== What to produce ==
Only lines holding the string "category" are wanted; copy each one from the material.

== Records shown ==
##########
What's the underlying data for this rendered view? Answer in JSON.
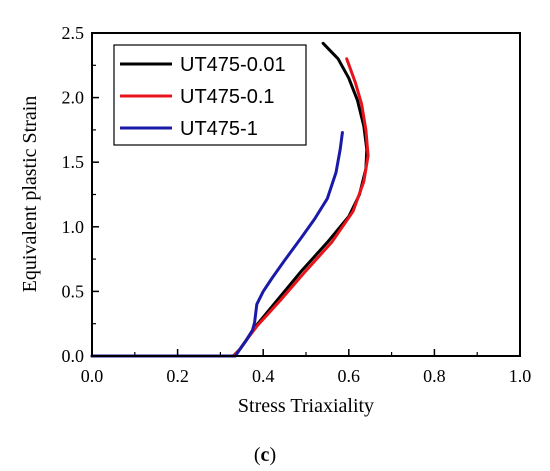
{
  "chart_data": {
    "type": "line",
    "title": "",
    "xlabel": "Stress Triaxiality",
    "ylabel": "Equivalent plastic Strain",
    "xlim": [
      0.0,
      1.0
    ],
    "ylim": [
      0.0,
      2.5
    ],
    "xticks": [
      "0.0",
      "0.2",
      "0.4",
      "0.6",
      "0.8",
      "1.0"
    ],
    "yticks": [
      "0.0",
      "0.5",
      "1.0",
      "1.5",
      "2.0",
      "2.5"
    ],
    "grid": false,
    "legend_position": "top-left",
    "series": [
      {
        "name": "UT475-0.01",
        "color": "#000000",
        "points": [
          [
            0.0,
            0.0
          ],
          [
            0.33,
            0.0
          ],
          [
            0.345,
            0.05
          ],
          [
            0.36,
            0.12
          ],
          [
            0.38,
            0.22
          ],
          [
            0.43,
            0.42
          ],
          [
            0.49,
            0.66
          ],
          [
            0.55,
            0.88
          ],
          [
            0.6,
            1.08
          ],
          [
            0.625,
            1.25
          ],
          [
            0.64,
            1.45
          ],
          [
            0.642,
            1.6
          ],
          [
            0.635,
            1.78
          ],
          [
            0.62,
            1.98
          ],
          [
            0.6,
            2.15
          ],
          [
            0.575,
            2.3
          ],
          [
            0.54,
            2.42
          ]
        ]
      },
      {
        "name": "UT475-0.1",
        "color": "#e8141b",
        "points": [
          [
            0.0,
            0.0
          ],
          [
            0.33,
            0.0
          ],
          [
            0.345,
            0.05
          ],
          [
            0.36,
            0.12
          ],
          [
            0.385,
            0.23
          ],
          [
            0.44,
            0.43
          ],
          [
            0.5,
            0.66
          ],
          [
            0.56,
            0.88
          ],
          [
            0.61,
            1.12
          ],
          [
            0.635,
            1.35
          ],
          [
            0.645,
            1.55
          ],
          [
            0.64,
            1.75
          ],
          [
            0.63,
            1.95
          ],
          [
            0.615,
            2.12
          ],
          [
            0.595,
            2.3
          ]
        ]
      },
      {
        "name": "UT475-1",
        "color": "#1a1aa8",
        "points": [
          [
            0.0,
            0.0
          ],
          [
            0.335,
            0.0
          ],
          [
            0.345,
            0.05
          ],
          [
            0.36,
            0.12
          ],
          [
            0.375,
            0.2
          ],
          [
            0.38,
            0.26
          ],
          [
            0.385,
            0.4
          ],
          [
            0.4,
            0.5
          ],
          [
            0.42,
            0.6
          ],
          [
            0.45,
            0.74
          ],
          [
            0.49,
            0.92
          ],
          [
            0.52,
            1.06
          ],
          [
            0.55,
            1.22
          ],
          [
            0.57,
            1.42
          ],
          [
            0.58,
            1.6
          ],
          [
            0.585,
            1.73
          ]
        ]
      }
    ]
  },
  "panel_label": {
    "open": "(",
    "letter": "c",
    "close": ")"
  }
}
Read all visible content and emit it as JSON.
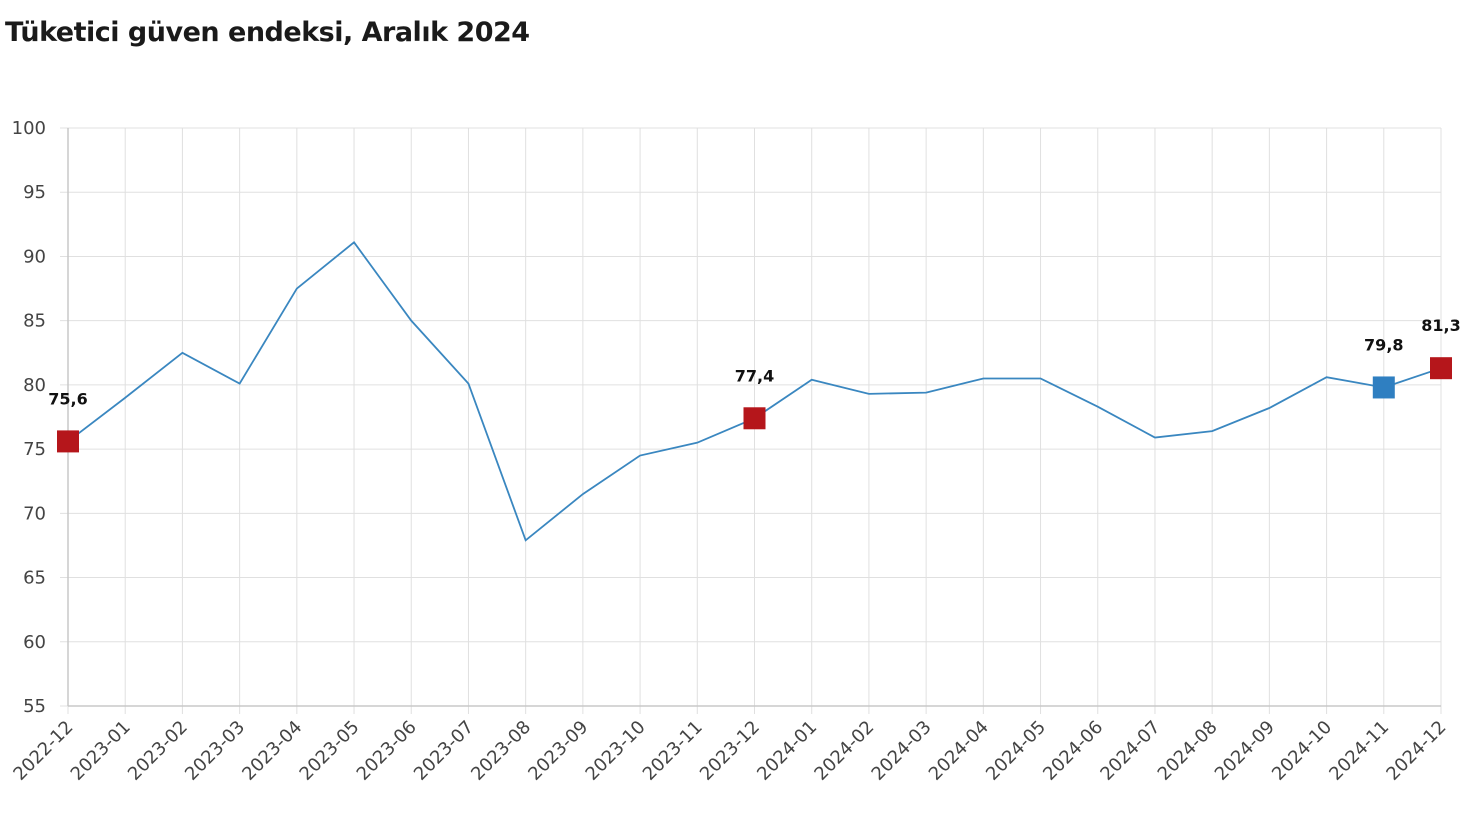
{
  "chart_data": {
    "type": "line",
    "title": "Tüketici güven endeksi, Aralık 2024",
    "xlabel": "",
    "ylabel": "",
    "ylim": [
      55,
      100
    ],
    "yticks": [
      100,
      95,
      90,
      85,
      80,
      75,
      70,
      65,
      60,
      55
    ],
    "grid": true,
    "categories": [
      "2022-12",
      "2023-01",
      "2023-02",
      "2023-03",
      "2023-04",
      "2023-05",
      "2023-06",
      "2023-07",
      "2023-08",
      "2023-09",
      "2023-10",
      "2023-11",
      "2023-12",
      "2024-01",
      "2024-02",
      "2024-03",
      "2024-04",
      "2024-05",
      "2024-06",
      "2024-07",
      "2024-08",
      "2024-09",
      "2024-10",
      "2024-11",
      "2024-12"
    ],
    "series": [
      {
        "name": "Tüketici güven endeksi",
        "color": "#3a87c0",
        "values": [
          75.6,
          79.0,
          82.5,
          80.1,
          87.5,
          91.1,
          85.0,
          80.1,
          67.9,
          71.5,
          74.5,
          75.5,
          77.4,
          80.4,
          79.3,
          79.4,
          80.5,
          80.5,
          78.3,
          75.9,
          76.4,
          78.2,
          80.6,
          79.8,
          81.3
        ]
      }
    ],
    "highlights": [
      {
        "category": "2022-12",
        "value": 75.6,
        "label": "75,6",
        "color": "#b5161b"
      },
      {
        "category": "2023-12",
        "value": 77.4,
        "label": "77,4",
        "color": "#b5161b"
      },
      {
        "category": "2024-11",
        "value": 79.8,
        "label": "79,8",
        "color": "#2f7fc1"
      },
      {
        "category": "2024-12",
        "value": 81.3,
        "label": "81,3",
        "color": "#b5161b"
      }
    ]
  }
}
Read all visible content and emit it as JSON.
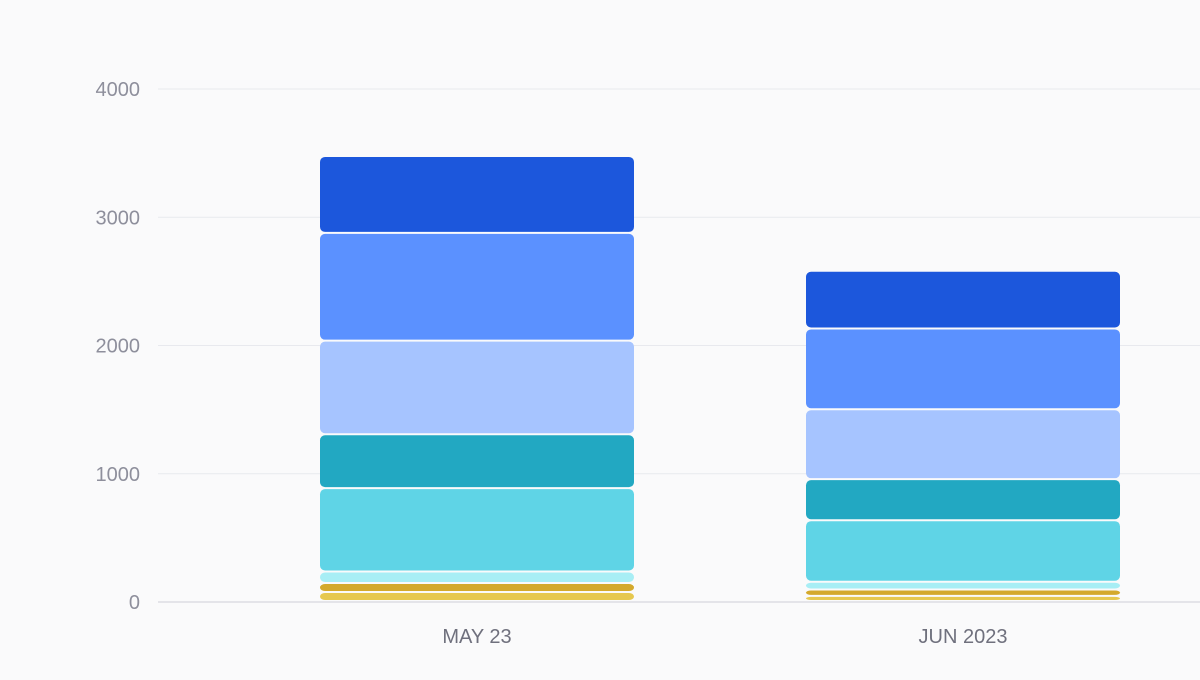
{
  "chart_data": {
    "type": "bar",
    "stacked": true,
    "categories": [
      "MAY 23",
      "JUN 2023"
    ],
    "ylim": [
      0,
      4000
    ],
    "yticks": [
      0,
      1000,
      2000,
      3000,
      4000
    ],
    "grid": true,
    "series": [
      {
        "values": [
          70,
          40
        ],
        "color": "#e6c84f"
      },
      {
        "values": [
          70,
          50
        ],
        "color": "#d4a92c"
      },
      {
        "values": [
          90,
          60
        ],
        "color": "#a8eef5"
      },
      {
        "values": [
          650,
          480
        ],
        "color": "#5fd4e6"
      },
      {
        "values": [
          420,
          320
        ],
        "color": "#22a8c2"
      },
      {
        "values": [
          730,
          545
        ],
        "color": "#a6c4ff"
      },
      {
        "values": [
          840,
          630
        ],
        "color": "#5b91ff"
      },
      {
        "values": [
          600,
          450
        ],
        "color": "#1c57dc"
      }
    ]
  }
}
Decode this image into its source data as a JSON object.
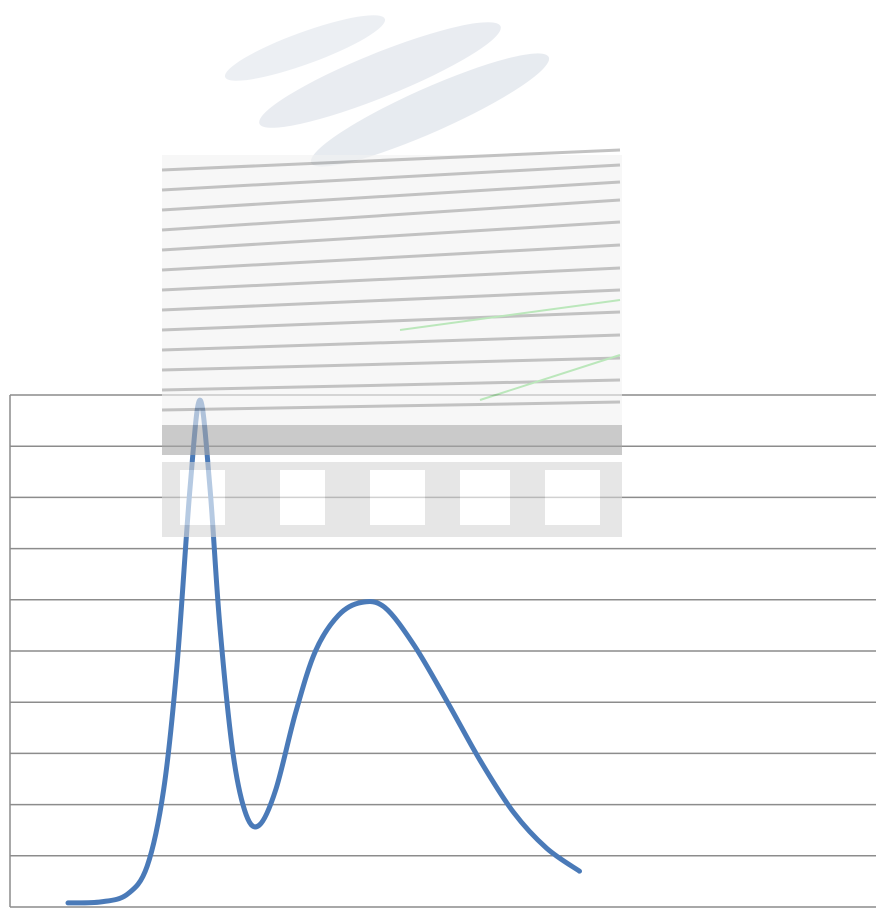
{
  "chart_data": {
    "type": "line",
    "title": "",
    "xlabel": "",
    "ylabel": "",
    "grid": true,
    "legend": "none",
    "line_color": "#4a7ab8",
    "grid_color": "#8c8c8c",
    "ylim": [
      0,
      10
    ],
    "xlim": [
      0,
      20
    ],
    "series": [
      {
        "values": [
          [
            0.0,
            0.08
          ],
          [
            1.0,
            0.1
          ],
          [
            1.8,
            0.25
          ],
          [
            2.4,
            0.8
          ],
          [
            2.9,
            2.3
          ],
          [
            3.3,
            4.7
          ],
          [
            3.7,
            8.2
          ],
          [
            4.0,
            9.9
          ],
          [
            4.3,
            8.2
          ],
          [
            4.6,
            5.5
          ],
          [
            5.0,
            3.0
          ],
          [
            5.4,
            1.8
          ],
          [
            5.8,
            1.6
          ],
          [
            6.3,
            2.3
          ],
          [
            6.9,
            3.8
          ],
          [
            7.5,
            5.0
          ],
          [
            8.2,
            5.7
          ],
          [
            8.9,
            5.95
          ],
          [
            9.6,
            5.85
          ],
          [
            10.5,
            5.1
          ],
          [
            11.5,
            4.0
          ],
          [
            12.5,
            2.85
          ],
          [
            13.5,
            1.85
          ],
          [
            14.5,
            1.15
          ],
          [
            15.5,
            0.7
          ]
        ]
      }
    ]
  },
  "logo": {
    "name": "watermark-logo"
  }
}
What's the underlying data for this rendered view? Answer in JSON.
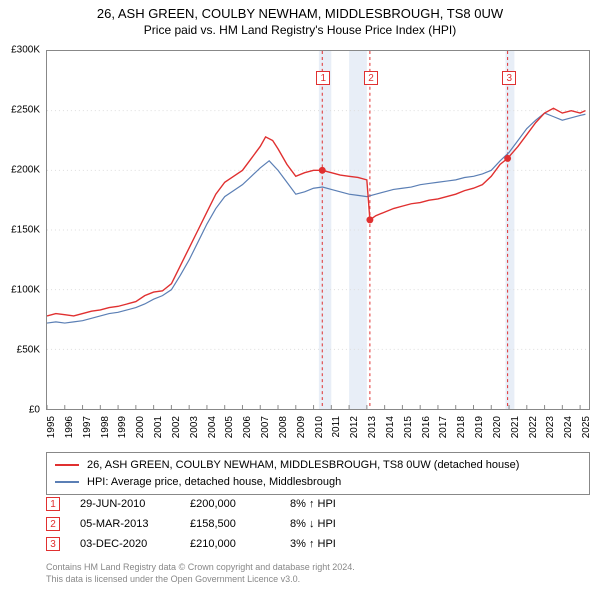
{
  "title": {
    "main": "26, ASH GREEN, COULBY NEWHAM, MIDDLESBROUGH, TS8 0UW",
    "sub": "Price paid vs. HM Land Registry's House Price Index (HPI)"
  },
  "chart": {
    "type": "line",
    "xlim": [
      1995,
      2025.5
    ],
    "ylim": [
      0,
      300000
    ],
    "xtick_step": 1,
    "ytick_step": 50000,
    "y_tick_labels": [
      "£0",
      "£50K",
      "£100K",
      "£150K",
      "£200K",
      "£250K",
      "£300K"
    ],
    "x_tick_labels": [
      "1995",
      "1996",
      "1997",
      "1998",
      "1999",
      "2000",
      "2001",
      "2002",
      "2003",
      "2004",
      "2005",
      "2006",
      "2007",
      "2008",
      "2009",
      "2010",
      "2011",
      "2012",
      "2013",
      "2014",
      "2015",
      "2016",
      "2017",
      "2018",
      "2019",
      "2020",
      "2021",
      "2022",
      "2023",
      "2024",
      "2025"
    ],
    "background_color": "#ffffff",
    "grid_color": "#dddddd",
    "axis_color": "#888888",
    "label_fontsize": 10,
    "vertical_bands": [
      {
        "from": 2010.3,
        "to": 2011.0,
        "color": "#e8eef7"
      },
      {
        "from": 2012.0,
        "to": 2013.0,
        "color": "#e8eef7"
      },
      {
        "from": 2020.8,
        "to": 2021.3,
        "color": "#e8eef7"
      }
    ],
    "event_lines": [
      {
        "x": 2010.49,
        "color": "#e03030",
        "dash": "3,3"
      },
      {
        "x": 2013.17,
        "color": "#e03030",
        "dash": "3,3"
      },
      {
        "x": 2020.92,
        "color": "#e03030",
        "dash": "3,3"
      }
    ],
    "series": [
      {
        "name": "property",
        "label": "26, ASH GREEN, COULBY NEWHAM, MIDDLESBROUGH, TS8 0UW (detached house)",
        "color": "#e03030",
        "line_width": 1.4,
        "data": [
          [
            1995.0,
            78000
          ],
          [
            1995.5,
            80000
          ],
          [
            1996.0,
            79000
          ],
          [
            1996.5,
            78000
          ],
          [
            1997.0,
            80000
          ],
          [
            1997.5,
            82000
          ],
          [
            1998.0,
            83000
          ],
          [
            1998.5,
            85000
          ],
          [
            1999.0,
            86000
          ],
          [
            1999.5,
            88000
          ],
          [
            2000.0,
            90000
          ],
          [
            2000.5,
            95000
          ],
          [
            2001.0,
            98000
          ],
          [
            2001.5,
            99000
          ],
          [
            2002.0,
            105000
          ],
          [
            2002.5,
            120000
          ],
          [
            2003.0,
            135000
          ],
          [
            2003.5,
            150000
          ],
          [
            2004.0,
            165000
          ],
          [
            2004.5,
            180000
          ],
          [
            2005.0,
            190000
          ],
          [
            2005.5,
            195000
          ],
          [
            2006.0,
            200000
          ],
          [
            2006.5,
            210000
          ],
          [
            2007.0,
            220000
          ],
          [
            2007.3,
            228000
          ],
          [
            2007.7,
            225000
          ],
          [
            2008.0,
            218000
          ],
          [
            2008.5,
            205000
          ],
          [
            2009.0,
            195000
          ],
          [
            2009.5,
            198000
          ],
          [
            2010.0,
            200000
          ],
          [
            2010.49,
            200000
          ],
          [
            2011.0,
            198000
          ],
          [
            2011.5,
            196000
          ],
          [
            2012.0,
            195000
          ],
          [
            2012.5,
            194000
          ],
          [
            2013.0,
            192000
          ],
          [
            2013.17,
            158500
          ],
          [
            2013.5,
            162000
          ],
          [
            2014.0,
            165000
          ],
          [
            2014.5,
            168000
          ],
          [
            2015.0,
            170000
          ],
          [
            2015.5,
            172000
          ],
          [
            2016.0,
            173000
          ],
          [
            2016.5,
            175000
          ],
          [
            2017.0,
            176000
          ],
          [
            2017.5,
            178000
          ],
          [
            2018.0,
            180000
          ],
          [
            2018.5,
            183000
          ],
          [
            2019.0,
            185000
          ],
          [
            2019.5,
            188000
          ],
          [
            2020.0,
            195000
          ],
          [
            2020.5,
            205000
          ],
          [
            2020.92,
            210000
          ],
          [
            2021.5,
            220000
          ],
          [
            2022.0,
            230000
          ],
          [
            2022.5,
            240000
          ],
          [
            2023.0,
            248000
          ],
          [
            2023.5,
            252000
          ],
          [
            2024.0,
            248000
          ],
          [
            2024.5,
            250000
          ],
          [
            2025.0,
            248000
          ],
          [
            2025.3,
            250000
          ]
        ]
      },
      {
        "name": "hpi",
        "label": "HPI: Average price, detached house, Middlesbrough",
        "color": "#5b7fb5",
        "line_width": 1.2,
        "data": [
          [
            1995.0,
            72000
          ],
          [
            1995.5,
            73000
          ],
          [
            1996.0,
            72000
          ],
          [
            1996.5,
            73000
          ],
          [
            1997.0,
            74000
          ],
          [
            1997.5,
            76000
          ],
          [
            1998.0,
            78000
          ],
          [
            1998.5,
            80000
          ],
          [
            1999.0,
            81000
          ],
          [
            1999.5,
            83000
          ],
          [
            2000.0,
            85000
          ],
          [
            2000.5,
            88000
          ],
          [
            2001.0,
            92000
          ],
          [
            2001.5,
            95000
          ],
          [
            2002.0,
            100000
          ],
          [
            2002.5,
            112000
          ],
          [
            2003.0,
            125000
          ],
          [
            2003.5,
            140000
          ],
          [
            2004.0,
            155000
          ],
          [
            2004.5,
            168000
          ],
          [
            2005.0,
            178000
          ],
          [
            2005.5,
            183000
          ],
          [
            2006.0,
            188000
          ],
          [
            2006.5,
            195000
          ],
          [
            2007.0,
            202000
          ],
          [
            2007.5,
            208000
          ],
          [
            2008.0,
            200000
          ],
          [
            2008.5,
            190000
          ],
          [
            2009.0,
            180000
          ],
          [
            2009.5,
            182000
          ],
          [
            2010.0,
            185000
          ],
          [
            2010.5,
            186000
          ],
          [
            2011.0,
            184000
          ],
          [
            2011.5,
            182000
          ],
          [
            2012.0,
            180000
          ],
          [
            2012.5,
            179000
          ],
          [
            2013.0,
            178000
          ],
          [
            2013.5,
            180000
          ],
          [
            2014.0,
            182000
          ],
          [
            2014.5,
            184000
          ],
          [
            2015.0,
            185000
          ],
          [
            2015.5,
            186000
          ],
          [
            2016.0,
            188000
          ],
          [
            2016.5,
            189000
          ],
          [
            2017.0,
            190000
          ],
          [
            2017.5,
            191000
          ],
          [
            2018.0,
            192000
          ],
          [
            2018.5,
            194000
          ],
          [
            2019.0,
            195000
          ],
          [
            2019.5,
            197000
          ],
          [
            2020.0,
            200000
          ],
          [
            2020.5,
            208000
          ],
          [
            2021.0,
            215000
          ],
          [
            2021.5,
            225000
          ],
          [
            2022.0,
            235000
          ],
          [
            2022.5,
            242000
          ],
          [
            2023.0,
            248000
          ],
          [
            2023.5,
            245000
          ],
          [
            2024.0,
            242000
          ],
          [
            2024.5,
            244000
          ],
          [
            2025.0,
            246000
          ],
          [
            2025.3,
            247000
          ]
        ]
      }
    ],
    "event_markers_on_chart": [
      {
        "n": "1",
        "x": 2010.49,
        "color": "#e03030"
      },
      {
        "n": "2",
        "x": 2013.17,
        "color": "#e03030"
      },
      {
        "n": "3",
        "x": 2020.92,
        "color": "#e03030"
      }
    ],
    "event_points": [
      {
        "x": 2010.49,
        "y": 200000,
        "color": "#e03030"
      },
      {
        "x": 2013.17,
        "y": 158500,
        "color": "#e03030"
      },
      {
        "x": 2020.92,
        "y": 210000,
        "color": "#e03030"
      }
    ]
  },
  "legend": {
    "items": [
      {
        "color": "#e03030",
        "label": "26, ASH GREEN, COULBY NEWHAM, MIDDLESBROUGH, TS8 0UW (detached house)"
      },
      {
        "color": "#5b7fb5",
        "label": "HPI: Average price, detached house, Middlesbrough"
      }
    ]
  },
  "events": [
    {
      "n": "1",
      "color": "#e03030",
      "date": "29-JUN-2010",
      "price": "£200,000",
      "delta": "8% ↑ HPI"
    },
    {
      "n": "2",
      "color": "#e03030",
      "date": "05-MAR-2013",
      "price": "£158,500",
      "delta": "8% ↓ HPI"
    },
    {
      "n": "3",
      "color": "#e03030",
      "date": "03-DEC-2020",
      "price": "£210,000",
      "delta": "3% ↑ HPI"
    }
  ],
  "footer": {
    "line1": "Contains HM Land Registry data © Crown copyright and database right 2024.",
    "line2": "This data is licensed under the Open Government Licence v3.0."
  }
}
##########
== Complete answer ==
        "category": "2022-12",
        "category": "2023-12",
        "category": "2024-11",
        "category": "2024-12",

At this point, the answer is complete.